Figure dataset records
★ ★ ★ ★
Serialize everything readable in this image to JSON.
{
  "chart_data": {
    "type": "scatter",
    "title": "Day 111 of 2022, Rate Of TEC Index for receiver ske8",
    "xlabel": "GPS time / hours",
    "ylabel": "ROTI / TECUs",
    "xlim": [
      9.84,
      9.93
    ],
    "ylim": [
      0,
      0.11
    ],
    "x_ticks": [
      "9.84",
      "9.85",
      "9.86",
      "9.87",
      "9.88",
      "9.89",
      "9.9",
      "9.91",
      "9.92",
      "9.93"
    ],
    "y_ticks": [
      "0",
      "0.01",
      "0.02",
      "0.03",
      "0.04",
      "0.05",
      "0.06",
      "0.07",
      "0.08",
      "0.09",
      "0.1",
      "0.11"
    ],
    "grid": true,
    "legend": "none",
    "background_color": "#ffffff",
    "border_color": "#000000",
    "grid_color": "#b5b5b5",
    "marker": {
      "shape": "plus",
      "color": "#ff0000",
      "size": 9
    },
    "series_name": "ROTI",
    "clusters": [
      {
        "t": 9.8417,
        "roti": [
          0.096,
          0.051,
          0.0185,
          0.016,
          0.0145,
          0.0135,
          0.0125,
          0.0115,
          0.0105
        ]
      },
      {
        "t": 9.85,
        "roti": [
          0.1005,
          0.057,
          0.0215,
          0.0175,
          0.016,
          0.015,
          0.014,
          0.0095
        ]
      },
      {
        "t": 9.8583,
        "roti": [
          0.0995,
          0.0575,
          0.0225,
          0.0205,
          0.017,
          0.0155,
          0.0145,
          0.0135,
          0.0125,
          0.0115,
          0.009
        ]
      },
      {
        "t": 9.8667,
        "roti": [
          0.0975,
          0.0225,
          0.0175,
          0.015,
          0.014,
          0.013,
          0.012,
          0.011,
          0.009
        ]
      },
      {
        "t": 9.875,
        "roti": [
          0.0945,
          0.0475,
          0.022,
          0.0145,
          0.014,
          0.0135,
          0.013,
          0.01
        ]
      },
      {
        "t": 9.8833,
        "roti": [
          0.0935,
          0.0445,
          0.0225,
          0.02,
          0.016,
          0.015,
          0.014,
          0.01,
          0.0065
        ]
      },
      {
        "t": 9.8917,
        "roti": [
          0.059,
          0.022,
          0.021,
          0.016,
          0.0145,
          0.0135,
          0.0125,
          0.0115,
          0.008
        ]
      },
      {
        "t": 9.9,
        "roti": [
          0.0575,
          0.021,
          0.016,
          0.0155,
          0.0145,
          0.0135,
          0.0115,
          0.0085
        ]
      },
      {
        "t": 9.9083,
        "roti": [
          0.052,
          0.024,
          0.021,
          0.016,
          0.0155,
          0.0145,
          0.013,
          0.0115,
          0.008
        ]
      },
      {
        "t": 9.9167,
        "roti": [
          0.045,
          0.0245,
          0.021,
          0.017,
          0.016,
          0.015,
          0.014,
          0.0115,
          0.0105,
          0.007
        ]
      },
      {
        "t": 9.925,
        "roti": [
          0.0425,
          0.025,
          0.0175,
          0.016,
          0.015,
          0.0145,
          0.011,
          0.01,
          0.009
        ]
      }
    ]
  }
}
★ ★ ★ ★
= Written request =
What do the records say? Quote them all exactly.

= Solution for this problem =
Serialize everything readable in this image to JSON.
{
  "chart_data": {
    "type": "scatter",
    "title": "Day 111 of 2022, Rate Of TEC Index for receiver ske8",
    "xlabel": "GPS time / hours",
    "ylabel": "ROTI / TECUs",
    "xlim": [
      9.84,
      9.93
    ],
    "ylim": [
      0,
      0.11
    ],
    "x_ticks": [
      "9.84",
      "9.85",
      "9.86",
      "9.87",
      "9.88",
      "9.89",
      "9.9",
      "9.91",
      "9.92",
      "9.93"
    ],
    "y_ticks": [
      "0",
      "0.01",
      "0.02",
      "0.03",
      "0.04",
      "0.05",
      "0.06",
      "0.07",
      "0.08",
      "0.09",
      "0.1",
      "0.11"
    ],
    "grid": true,
    "legend": "none",
    "background_color": "#ffffff",
    "border_color": "#000000",
    "grid_color": "#b5b5b5",
    "marker": {
      "shape": "plus",
      "color": "#ff0000",
      "size": 9
    },
    "series_name": "ROTI",
    "clusters": [
      {
        "t": 9.8417,
        "roti": [
          0.096,
          0.051,
          0.0185,
          0.016,
          0.0145,
          0.0135,
          0.0125,
          0.0115,
          0.0105
        ]
      },
      {
        "t": 9.85,
        "roti": [
          0.1005,
          0.057,
          0.0215,
          0.0175,
          0.016,
          0.015,
          0.014,
          0.0095
        ]
      },
      {
        "t": 9.8583,
        "roti": [
          0.0995,
          0.0575,
          0.0225,
          0.0205,
          0.017,
          0.0155,
          0.0145,
          0.0135,
          0.0125,
          0.0115,
          0.009
        ]
      },
      {
        "t": 9.8667,
        "roti": [
          0.0975,
          0.0225,
          0.0175,
          0.015,
          0.014,
          0.013,
          0.012,
          0.011,
          0.009
        ]
      },
      {
        "t": 9.875,
        "roti": [
          0.0945,
          0.0475,
          0.022,
          0.0145,
          0.014,
          0.0135,
          0.013,
          0.01
        ]
      },
      {
        "t": 9.8833,
        "roti": [
          0.0935,
          0.0445,
          0.0225,
          0.02,
          0.016,
          0.015,
          0.014,
          0.01,
          0.0065
        ]
      },
      {
        "t": 9.8917,
        "roti": [
          0.059,
          0.022,
          0.021,
          0.016,
          0.0145,
          0.0135,
          0.0125,
          0.0115,
          0.008
        ]
      },
      {
        "t": 9.9,
        "roti": [
          0.0575,
          0.021,
          0.016,
          0.0155,
          0.0145,
          0.0135,
          0.0115,
          0.0085
        ]
      },
      {
        "t": 9.9083,
        "roti": [
          0.052,
          0.024,
          0.021,
          0.016,
          0.0155,
          0.0145,
          0.013,
          0.0115,
          0.008
        ]
      },
      {
        "t": 9.9167,
        "roti": [
          0.045,
          0.0245,
          0.021,
          0.017,
          0.016,
          0.015,
          0.014,
          0.0115,
          0.0105,
          0.007
        ]
      },
      {
        "t": 9.925,
        "roti": [
          0.0425,
          0.025,
          0.0175,
          0.016,
          0.015,
          0.0145,
          0.011,
          0.01,
          0.009
        ]
      }
    ]
  }
}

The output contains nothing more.